** TASK TO COMPLETE **
Each record below should be output verbatim, without pictures.

** DATASET **
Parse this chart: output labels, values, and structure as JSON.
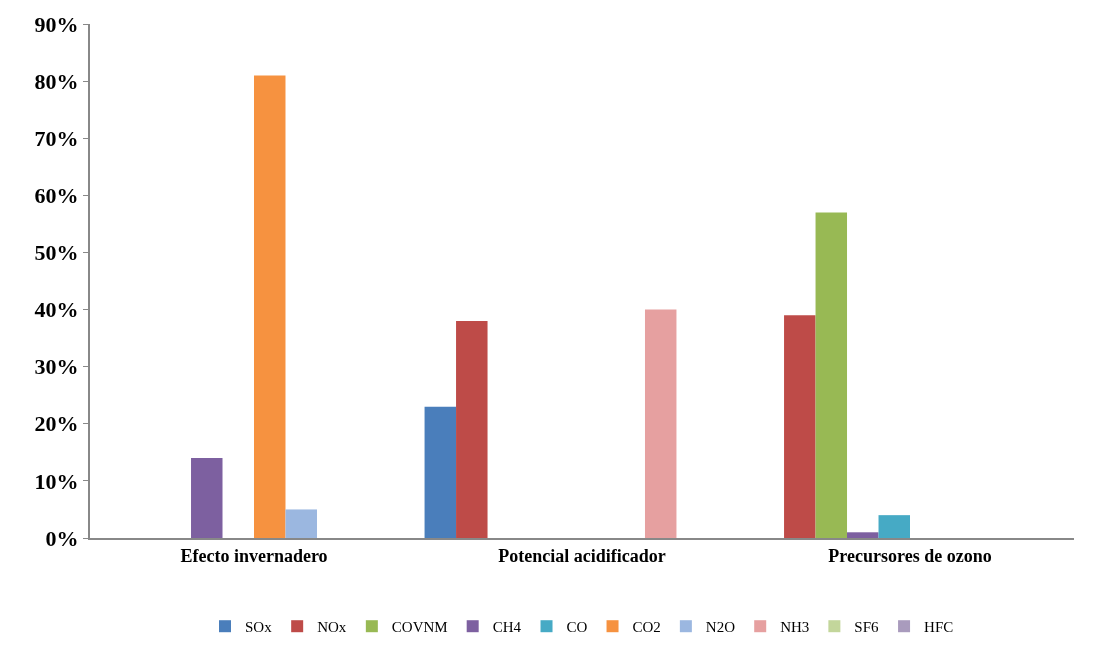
{
  "chart_data": {
    "type": "bar",
    "categories": [
      "Efecto invernadero",
      "Potencial acidificador",
      "Precursores de ozono"
    ],
    "series": [
      {
        "name": "SOx",
        "color": "#4a7ebb",
        "values": [
          0,
          23,
          0
        ]
      },
      {
        "name": "NOx",
        "color": "#be4b48",
        "values": [
          0,
          38,
          39
        ]
      },
      {
        "name": "COVNM",
        "color": "#98b954",
        "values": [
          0,
          0,
          57
        ]
      },
      {
        "name": "CH4",
        "color": "#7d60a0",
        "values": [
          14,
          0,
          1
        ]
      },
      {
        "name": "CO",
        "color": "#46aac5",
        "values": [
          0,
          0,
          4
        ]
      },
      {
        "name": "CO2",
        "color": "#f69240",
        "values": [
          81,
          0,
          0
        ]
      },
      {
        "name": "N2O",
        "color": "#9bb7e0",
        "values": [
          5,
          0,
          0
        ]
      },
      {
        "name": "NH3",
        "color": "#e6a0a0",
        "values": [
          0,
          40,
          0
        ]
      },
      {
        "name": "SF6",
        "color": "#c3d69b",
        "values": [
          0,
          0,
          0
        ]
      },
      {
        "name": "HFC",
        "color": "#a99bbd",
        "values": [
          0,
          0,
          0
        ]
      }
    ],
    "ylim": [
      0,
      90
    ],
    "yticks": [
      {
        "value": 0,
        "label": "0%"
      },
      {
        "value": 10,
        "label": "10%"
      },
      {
        "value": 20,
        "label": "20%"
      },
      {
        "value": 30,
        "label": "30%"
      },
      {
        "value": 40,
        "label": "40%"
      },
      {
        "value": 50,
        "label": "50%"
      },
      {
        "value": 60,
        "label": "60%"
      },
      {
        "value": 70,
        "label": "70%"
      },
      {
        "value": 80,
        "label": "80%"
      },
      {
        "value": 90,
        "label": "90%"
      }
    ],
    "legend": "bottom"
  }
}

** SOLUTION FOR THIS TASK **
Parse this chart: output labels, values, and structure as JSON.
{
  "chart_data": {
    "type": "bar",
    "categories": [
      "Efecto invernadero",
      "Potencial acidificador",
      "Precursores de ozono"
    ],
    "series": [
      {
        "name": "SOx",
        "color": "#4a7ebb",
        "values": [
          0,
          23,
          0
        ]
      },
      {
        "name": "NOx",
        "color": "#be4b48",
        "values": [
          0,
          38,
          39
        ]
      },
      {
        "name": "COVNM",
        "color": "#98b954",
        "values": [
          0,
          0,
          57
        ]
      },
      {
        "name": "CH4",
        "color": "#7d60a0",
        "values": [
          14,
          0,
          1
        ]
      },
      {
        "name": "CO",
        "color": "#46aac5",
        "values": [
          0,
          0,
          4
        ]
      },
      {
        "name": "CO2",
        "color": "#f69240",
        "values": [
          81,
          0,
          0
        ]
      },
      {
        "name": "N2O",
        "color": "#9bb7e0",
        "values": [
          5,
          0,
          0
        ]
      },
      {
        "name": "NH3",
        "color": "#e6a0a0",
        "values": [
          0,
          40,
          0
        ]
      },
      {
        "name": "SF6",
        "color": "#c3d69b",
        "values": [
          0,
          0,
          0
        ]
      },
      {
        "name": "HFC",
        "color": "#a99bbd",
        "values": [
          0,
          0,
          0
        ]
      }
    ],
    "ylim": [
      0,
      90
    ],
    "yticks": [
      {
        "value": 0,
        "label": "0%"
      },
      {
        "value": 10,
        "label": "10%"
      },
      {
        "value": 20,
        "label": "20%"
      },
      {
        "value": 30,
        "label": "30%"
      },
      {
        "value": 40,
        "label": "40%"
      },
      {
        "value": 50,
        "label": "50%"
      },
      {
        "value": 60,
        "label": "60%"
      },
      {
        "value": 70,
        "label": "70%"
      },
      {
        "value": 80,
        "label": "80%"
      },
      {
        "value": 90,
        "label": "90%"
      }
    ],
    "legend": "bottom"
  }
}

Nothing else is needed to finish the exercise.